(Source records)

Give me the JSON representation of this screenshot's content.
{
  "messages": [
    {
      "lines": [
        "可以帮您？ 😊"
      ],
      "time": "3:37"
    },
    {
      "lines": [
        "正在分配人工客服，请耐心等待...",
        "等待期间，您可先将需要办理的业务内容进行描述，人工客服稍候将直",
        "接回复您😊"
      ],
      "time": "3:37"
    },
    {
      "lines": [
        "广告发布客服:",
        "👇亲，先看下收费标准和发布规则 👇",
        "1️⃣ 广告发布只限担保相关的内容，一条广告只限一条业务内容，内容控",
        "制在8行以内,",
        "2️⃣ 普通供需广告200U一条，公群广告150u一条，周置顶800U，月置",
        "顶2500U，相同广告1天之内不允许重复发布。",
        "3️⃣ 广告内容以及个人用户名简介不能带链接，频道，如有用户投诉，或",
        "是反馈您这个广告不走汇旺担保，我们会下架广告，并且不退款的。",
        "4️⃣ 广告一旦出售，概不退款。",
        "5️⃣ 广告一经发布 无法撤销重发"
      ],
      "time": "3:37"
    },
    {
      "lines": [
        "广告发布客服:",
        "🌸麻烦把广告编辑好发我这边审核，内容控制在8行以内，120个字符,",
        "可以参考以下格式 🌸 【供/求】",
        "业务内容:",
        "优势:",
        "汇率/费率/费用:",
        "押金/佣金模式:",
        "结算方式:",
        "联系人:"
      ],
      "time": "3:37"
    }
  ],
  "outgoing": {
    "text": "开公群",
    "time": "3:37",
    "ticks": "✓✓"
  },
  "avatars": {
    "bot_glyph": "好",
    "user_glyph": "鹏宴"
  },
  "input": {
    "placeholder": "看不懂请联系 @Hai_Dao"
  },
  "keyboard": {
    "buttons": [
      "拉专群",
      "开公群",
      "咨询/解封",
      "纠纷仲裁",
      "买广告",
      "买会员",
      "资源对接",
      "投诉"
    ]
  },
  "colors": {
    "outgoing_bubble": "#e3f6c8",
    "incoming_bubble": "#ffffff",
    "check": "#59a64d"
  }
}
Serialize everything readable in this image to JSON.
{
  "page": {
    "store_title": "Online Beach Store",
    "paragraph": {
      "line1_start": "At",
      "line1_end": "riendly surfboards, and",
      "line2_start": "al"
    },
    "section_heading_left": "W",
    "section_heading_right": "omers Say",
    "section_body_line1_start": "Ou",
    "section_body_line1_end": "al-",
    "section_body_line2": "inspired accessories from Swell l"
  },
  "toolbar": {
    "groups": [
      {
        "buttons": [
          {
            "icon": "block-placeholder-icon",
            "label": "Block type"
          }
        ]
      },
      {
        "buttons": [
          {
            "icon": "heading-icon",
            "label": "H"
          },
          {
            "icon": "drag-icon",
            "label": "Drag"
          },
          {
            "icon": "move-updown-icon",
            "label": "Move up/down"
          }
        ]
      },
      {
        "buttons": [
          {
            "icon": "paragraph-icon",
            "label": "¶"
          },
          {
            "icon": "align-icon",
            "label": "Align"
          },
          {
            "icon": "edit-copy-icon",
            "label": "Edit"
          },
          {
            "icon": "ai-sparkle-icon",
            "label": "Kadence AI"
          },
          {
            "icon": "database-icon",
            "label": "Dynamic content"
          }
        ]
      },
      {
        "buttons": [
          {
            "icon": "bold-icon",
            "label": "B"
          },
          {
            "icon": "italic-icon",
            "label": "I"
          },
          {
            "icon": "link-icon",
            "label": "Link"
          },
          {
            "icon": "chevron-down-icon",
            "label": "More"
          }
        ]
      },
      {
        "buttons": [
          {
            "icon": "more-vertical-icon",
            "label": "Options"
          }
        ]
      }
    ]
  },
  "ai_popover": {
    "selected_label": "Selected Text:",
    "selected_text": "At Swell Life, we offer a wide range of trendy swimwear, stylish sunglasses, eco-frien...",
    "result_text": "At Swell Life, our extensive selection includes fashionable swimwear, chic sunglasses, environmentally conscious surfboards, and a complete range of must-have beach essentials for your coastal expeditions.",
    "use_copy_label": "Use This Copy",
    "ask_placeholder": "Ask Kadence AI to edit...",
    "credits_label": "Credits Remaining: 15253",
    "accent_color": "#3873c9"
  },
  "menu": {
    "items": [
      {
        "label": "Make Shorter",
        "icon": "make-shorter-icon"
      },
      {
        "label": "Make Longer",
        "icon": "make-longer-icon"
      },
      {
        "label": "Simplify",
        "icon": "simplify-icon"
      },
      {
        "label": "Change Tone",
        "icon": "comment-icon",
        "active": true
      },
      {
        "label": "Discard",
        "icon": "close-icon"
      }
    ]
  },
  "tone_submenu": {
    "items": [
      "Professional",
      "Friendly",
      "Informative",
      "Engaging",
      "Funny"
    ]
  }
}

**TASK DIRECTIONS**
From the listing, copy every line where the string "swimwear" appears.

**FULL ANSWER**
    "selected_text": "At Swell Life, we offer a wide range of trendy swimwear, stylish sunglasses, eco-frien...",
    "result_text": "At Swell Life, our extensive selection includes fashionable swimwear, chic sunglasses, environmentally conscious surfboards, and a complete range of must-have beach essentials for your coastal expeditions.",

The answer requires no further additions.